Stored data:
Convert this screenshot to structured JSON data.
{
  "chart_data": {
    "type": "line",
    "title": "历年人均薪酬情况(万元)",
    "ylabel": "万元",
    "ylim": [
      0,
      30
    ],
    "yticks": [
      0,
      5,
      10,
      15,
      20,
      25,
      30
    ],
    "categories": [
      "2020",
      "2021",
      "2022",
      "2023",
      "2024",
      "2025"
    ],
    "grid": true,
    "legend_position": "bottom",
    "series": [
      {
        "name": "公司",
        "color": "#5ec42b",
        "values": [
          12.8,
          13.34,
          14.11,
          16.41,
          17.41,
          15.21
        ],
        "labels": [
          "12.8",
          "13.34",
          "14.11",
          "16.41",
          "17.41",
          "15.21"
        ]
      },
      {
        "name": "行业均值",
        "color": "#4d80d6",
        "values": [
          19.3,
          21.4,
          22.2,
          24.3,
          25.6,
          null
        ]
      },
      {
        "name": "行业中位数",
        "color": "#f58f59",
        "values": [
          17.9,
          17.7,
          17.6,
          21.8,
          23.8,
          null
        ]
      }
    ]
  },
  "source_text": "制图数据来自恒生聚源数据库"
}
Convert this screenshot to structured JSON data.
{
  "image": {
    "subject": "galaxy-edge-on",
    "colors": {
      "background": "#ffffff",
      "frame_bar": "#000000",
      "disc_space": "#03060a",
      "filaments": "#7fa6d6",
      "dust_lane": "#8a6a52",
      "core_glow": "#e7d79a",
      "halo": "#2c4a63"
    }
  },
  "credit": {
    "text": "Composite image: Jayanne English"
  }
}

- **Your objective**:
Repeat the data above exactly.

- **Written reply**:
Convert this screenshot to structured JSON data.
{
  "chart_data": {
    "type": "line",
    "title": "历年人均薪酬情况(万元)",
    "ylabel": "万元",
    "ylim": [
      0,
      30
    ],
    "yticks": [
      0,
      5,
      10,
      15,
      20,
      25,
      30
    ],
    "categories": [
      "2020",
      "2021",
      "2022",
      "2023",
      "2024",
      "2025"
    ],
    "grid": true,
    "legend_position": "bottom",
    "series": [
      {
        "name": "公司",
        "color": "#5ec42b",
        "values": [
          12.8,
          13.34,
          14.11,
          16.41,
          17.41,
          15.21
        ],
        "labels": [
          "12.8",
          "13.34",
          "14.11",
          "16.41",
          "17.41",
          "15.21"
        ]
      },
      {
        "name": "行业均值",
        "color": "#4d80d6",
        "values": [
          19.3,
          21.4,
          22.2,
          24.3,
          25.6,
          null
        ]
      },
      {
        "name": "行业中位数",
        "color": "#f58f59",
        "values": [
          17.9,
          17.7,
          17.6,
          21.8,
          23.8,
          null
        ]
      }
    ]
  },
  "source_text": "制图数据来自恒生聚源数据库"
}
Convert this screenshot to structured JSON data.
{
  "image": {
    "subject": "galaxy-edge-on",
    "colors": {
      "background": "#ffffff",
      "frame_bar": "#000000",
      "disc_space": "#03060a",
      "filaments": "#7fa6d6",
      "dust_lane": "#8a6a52",
      "core_glow": "#e7d79a",
      "halo": "#2c4a63"
    }
  },
  "credit": {
    "text": "Composite image: Jayanne English"
  }
}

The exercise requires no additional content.